**What is needed:**
Copy each line below in which the word "Dollar" occurs.

===============

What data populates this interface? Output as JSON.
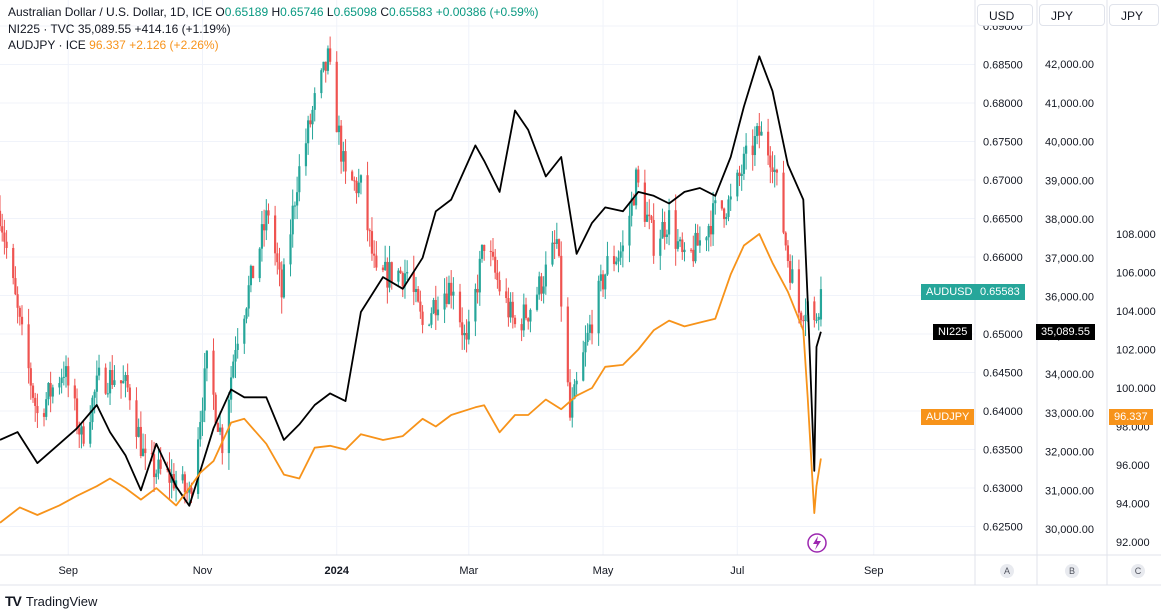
{
  "legend": {
    "main": {
      "name": "Australian Dollar / U.S. Dollar, 1D, ICE",
      "o_label": "O",
      "o": "0.65189",
      "h_label": "H",
      "h": "0.65746",
      "l_label": "L",
      "l": "0.65098",
      "c_label": "C",
      "c": "0.65583",
      "chg": "+0.00386 (+0.59%)"
    },
    "s2": {
      "name": "NI225 · TVC",
      "value": "35,089.55",
      "chg": "+414.16 (+1.19%)"
    },
    "s3": {
      "name": "AUDJPY · ICE",
      "value": "96.337",
      "chg": "+2.126 (+2.26%)"
    }
  },
  "axes": {
    "usd_label": "USD",
    "jpy1_label": "JPY",
    "jpy2_label": "JPY",
    "scale_buttons": [
      "A",
      "B",
      "C"
    ]
  },
  "badges": {
    "audusd_name": "AUDUSD",
    "audusd_value": "0.65583",
    "ni225_name": "NI225",
    "ni225_value": "35,089.55",
    "audjpy_name": "AUDJPY",
    "audjpy_value": "96.337"
  },
  "footer": {
    "logo": "TV",
    "brand": "TradingView"
  },
  "colors": {
    "up": "#26a69a",
    "down": "#ef5350",
    "ni225": "#000000",
    "audjpy": "#f7931a",
    "grid": "#f0f3fa",
    "accent": "#9c27b0"
  },
  "chart_data": {
    "type": "candlestick+line",
    "title": "Australian Dollar / U.S. Dollar, 1D, ICE",
    "x_ticks": [
      "Sep",
      "Nov",
      "2024",
      "Mar",
      "May",
      "Jul",
      "Sep"
    ],
    "x_tick_dates": [
      "2023-09-01",
      "2023-11-01",
      "2024-01-01",
      "2024-03-01",
      "2024-05-01",
      "2024-07-01",
      "2024-09-01"
    ],
    "x_range": [
      "2023-08-01",
      "2024-10-17"
    ],
    "y_axis_usd": {
      "ticks": [
        0.625,
        0.63,
        0.635,
        0.64,
        0.645,
        0.65,
        0.655,
        0.66,
        0.665,
        0.67,
        0.675,
        0.68,
        0.685,
        0.69
      ],
      "labels": [
        "0.62500",
        "0.63000",
        "0.63500",
        "0.64000",
        "0.64500",
        "0.65000",
        "0.65500",
        "0.66000",
        "0.66500",
        "0.67000",
        "0.67500",
        "0.68000",
        "0.68500",
        "0.69000"
      ]
    },
    "y_axis_nikkei": {
      "ticks": [
        30000,
        31000,
        32000,
        33000,
        34000,
        35000,
        36000,
        37000,
        38000,
        39000,
        40000,
        41000,
        42000
      ],
      "labels": [
        "30,000.00",
        "31,000.00",
        "32,000.00",
        "33,000.00",
        "34,000.00",
        "35,000.00",
        "36,000.00",
        "37,000.00",
        "38,000.00",
        "39,000.00",
        "40,000.00",
        "41,000.00",
        "42,000.00"
      ]
    },
    "y_axis_jpy": {
      "ticks": [
        92,
        94,
        96,
        98,
        100,
        102,
        104,
        106,
        108
      ],
      "labels": [
        "92.000",
        "94.000",
        "96.000",
        "98.000",
        "100.000",
        "102.000",
        "104.000",
        "106.000",
        "108.000"
      ]
    },
    "audusd_anchors": [
      [
        "2023-08-01",
        0.666
      ],
      [
        "2023-08-10",
        0.651
      ],
      [
        "2023-08-18",
        0.6395
      ],
      [
        "2023-08-30",
        0.6455
      ],
      [
        "2023-09-07",
        0.6365
      ],
      [
        "2023-09-15",
        0.644
      ],
      [
        "2023-09-22",
        0.6445
      ],
      [
        "2023-09-29",
        0.6425
      ],
      [
        "2023-10-06",
        0.633
      ],
      [
        "2023-10-13",
        0.632
      ],
      [
        "2023-10-20",
        0.631
      ],
      [
        "2023-10-26",
        0.629
      ],
      [
        "2023-11-03",
        0.646
      ],
      [
        "2023-11-10",
        0.636
      ],
      [
        "2023-11-16",
        0.649
      ],
      [
        "2023-11-24",
        0.658
      ],
      [
        "2023-12-01",
        0.666
      ],
      [
        "2023-12-07",
        0.655
      ],
      [
        "2023-12-14",
        0.67
      ],
      [
        "2023-12-22",
        0.68
      ],
      [
        "2023-12-28",
        0.6855
      ],
      [
        "2024-01-05",
        0.67
      ],
      [
        "2024-01-12",
        0.669
      ],
      [
        "2024-01-19",
        0.657
      ],
      [
        "2024-01-26",
        0.658
      ],
      [
        "2024-02-02",
        0.658
      ],
      [
        "2024-02-09",
        0.651
      ],
      [
        "2024-02-16",
        0.655
      ],
      [
        "2024-02-23",
        0.6565
      ],
      [
        "2024-02-29",
        0.648
      ],
      [
        "2024-03-08",
        0.662
      ],
      [
        "2024-03-15",
        0.656
      ],
      [
        "2024-03-22",
        0.651
      ],
      [
        "2024-03-28",
        0.653
      ],
      [
        "2024-04-05",
        0.658
      ],
      [
        "2024-04-10",
        0.662
      ],
      [
        "2024-04-16",
        0.639
      ],
      [
        "2024-04-19",
        0.643
      ],
      [
        "2024-04-26",
        0.652
      ],
      [
        "2024-05-03",
        0.659
      ],
      [
        "2024-05-10",
        0.661
      ],
      [
        "2024-05-16",
        0.67
      ],
      [
        "2024-05-24",
        0.662
      ],
      [
        "2024-05-31",
        0.665
      ],
      [
        "2024-06-07",
        0.659
      ],
      [
        "2024-06-14",
        0.662
      ],
      [
        "2024-06-21",
        0.666
      ],
      [
        "2024-06-28",
        0.667
      ],
      [
        "2024-07-04",
        0.672
      ],
      [
        "2024-07-11",
        0.676
      ],
      [
        "2024-07-17",
        0.673
      ],
      [
        "2024-07-24",
        0.66
      ],
      [
        "2024-07-29",
        0.653
      ],
      [
        "2024-08-02",
        0.654
      ],
      [
        "2024-08-05",
        0.651
      ],
      [
        "2024-08-08",
        0.6558
      ]
    ],
    "series": [
      {
        "name": "NI225",
        "axis": "nikkei",
        "x": [
          "2023-08-01",
          "2023-08-09",
          "2023-08-18",
          "2023-08-28",
          "2023-09-05",
          "2023-09-14",
          "2023-09-20",
          "2023-09-27",
          "2023-10-04",
          "2023-10-11",
          "2023-10-20",
          "2023-10-26",
          "2023-10-31",
          "2023-11-06",
          "2023-11-14",
          "2023-11-20",
          "2023-11-30",
          "2023-12-08",
          "2023-12-15",
          "2023-12-22",
          "2023-12-29",
          "2024-01-05",
          "2024-01-12",
          "2024-01-22",
          "2024-01-31",
          "2024-02-09",
          "2024-02-15",
          "2024-02-22",
          "2024-03-04",
          "2024-03-08",
          "2024-03-15",
          "2024-03-22",
          "2024-03-28",
          "2024-04-05",
          "2024-04-12",
          "2024-04-19",
          "2024-04-26",
          "2024-05-02",
          "2024-05-10",
          "2024-05-17",
          "2024-05-24",
          "2024-05-31",
          "2024-06-07",
          "2024-06-14",
          "2024-06-21",
          "2024-06-28",
          "2024-07-04",
          "2024-07-11",
          "2024-07-17",
          "2024-07-24",
          "2024-07-31",
          "2024-08-02",
          "2024-08-05",
          "2024-08-06",
          "2024-08-08"
        ],
        "values": [
          32300,
          32500,
          31700,
          32200,
          32600,
          33200,
          32500,
          31900,
          31000,
          32200,
          31100,
          30600,
          31500,
          32600,
          33600,
          33400,
          33400,
          32300,
          32700,
          33200,
          33500,
          33300,
          35600,
          36500,
          36200,
          37000,
          38200,
          38500,
          39900,
          39500,
          38700,
          40800,
          40300,
          39100,
          39600,
          37100,
          37900,
          38300,
          38200,
          38700,
          38600,
          38400,
          38700,
          38800,
          38600,
          39600,
          40900,
          42200,
          41300,
          39400,
          38500,
          35900,
          31500,
          34700,
          35089.55
        ]
      },
      {
        "name": "AUDJPY",
        "axis": "jpy",
        "x": [
          "2023-08-01",
          "2023-08-10",
          "2023-08-18",
          "2023-08-28",
          "2023-09-05",
          "2023-09-14",
          "2023-09-20",
          "2023-09-27",
          "2023-10-04",
          "2023-10-11",
          "2023-10-20",
          "2023-10-26",
          "2023-10-31",
          "2023-11-06",
          "2023-11-14",
          "2023-11-20",
          "2023-11-30",
          "2023-12-08",
          "2023-12-15",
          "2023-12-22",
          "2023-12-29",
          "2024-01-05",
          "2024-01-12",
          "2024-01-22",
          "2024-01-31",
          "2024-02-09",
          "2024-02-15",
          "2024-02-22",
          "2024-03-04",
          "2024-03-08",
          "2024-03-15",
          "2024-03-22",
          "2024-03-28",
          "2024-04-05",
          "2024-04-12",
          "2024-04-19",
          "2024-04-26",
          "2024-05-02",
          "2024-05-10",
          "2024-05-17",
          "2024-05-24",
          "2024-05-31",
          "2024-06-07",
          "2024-06-14",
          "2024-06-21",
          "2024-06-28",
          "2024-07-04",
          "2024-07-11",
          "2024-07-17",
          "2024-07-24",
          "2024-07-31",
          "2024-08-02",
          "2024-08-05",
          "2024-08-06",
          "2024-08-08"
        ],
        "values": [
          93.0,
          93.8,
          93.4,
          93.9,
          94.4,
          94.9,
          95.3,
          94.8,
          94.2,
          94.8,
          93.9,
          94.8,
          95.6,
          96.2,
          98.2,
          98.4,
          97.1,
          95.5,
          95.3,
          96.9,
          97.0,
          96.8,
          97.6,
          97.3,
          97.5,
          98.4,
          98.0,
          98.6,
          99.0,
          99.1,
          97.7,
          98.6,
          98.6,
          99.4,
          98.9,
          99.6,
          100.0,
          101.1,
          101.2,
          102.0,
          103.0,
          103.5,
          103.2,
          103.4,
          103.6,
          105.9,
          107.4,
          108.0,
          106.5,
          105.0,
          103.0,
          99.5,
          93.5,
          94.9,
          96.337
        ]
      }
    ],
    "last_values": {
      "AUDUSD": 0.65583,
      "NI225": 35089.55,
      "AUDJPY": 96.337
    }
  }
}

===============

**Exercise answer:**
      "name": "Australian Dollar / U.S. Dollar, 1D, ICE",
    "title": "Australian Dollar / U.S. Dollar, 1D, ICE",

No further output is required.